Copy out all lines that carry the word "stars".

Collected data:
################
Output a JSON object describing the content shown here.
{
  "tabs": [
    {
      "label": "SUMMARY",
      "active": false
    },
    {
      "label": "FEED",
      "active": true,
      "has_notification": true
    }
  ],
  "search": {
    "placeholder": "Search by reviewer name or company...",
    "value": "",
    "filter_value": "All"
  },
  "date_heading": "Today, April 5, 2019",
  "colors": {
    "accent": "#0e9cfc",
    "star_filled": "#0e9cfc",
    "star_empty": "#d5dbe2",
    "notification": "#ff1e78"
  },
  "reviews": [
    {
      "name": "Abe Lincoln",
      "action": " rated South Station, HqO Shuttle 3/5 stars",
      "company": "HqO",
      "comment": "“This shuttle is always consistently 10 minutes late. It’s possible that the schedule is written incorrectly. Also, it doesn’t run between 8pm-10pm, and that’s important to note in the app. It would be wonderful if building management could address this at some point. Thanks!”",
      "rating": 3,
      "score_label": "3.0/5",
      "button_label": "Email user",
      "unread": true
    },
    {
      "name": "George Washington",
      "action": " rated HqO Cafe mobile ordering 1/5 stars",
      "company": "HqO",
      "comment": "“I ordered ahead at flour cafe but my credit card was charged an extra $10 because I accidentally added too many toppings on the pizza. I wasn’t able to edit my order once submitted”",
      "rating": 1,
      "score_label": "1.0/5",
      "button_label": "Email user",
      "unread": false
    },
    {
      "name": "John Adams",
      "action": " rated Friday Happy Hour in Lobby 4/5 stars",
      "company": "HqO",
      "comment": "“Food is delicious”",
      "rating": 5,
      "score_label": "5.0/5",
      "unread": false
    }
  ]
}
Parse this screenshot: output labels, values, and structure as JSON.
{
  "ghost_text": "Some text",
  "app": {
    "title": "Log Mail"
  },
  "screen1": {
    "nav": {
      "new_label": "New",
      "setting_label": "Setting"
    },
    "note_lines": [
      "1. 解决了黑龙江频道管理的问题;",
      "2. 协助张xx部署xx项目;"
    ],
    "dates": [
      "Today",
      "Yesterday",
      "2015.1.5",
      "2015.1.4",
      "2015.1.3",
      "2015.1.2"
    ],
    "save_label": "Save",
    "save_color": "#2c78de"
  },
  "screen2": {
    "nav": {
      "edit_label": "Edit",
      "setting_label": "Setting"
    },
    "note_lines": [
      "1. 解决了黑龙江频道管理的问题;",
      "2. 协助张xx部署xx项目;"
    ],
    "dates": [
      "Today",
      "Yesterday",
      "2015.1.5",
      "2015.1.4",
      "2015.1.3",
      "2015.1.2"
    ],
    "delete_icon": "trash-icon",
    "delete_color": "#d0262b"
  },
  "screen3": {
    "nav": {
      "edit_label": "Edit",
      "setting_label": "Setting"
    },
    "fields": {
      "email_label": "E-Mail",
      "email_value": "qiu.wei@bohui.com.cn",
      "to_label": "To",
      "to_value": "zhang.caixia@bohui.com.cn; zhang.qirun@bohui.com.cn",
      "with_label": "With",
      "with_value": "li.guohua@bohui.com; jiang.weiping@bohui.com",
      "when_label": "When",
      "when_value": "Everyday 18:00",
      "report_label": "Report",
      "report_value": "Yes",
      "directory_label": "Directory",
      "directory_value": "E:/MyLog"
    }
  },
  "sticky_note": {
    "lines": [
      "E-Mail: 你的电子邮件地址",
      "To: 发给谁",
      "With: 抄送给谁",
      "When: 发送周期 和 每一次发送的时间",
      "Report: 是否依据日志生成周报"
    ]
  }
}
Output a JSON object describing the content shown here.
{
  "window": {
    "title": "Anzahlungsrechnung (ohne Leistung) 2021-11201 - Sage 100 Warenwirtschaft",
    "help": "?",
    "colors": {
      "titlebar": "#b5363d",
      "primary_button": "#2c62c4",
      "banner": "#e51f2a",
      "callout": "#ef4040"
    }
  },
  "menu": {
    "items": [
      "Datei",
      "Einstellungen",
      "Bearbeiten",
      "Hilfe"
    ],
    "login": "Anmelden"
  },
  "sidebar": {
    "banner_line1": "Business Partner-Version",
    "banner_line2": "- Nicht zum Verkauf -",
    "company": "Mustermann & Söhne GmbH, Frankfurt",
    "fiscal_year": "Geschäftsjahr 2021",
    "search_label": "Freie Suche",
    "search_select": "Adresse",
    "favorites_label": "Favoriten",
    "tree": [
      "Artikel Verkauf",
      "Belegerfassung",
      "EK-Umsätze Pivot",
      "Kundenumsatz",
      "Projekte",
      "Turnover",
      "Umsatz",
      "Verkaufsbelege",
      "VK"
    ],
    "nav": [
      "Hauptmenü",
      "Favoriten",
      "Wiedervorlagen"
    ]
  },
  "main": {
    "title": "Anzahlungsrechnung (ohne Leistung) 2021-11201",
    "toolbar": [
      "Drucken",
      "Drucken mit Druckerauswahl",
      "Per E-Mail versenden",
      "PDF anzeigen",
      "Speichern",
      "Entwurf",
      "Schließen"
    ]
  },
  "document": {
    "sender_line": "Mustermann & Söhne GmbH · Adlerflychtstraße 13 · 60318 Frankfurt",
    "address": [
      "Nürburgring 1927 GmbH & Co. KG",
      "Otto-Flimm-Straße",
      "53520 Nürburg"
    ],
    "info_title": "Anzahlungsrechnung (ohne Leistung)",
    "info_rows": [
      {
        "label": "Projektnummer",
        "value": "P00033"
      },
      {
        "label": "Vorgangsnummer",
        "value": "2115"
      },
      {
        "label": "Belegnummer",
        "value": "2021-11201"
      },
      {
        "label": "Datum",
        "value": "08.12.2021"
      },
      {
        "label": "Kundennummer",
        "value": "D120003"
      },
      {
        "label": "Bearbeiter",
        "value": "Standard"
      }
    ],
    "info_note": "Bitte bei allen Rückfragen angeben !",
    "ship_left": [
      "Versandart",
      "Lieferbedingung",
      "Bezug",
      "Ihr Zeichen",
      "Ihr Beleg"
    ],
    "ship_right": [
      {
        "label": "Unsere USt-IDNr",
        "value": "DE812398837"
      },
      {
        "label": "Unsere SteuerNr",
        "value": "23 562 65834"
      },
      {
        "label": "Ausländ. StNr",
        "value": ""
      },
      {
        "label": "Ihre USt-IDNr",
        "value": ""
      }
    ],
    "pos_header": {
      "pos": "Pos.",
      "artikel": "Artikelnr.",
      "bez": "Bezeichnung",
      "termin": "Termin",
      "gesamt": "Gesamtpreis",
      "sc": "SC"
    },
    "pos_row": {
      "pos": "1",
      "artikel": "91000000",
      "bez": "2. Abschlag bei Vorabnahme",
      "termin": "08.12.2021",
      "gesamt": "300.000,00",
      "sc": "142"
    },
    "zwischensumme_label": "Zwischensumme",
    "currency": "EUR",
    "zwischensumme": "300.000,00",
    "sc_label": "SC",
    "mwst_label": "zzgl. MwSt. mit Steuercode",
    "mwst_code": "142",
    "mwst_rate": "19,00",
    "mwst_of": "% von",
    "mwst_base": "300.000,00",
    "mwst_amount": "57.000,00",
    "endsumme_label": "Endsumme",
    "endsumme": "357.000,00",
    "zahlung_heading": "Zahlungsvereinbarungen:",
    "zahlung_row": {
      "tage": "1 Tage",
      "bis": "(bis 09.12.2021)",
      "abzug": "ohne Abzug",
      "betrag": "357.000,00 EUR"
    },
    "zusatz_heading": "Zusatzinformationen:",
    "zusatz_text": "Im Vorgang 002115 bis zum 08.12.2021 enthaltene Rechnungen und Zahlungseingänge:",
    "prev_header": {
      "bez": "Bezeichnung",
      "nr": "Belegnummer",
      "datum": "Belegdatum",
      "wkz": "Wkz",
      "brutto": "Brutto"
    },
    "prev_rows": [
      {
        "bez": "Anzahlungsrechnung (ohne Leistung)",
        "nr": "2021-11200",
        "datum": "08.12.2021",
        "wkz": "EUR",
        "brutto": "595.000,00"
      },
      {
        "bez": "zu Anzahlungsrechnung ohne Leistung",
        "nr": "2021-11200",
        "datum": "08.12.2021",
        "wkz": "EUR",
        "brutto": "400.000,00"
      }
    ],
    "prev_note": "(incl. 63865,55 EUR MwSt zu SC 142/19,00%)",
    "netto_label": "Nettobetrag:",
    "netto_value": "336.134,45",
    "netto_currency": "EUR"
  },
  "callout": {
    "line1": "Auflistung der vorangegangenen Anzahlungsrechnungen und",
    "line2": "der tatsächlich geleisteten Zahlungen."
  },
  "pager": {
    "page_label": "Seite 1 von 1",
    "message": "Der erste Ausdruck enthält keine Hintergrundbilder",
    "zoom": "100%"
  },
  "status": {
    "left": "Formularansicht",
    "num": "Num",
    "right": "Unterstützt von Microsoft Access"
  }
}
################
## RESULT BELOW
      "action": " rated South Station, HqO Shuttle 3/5 stars",
      "action": " rated HqO Cafe mobile ordering 1/5 stars",
      "action": " rated Friday Happy Hour in Lobby 4/5 stars",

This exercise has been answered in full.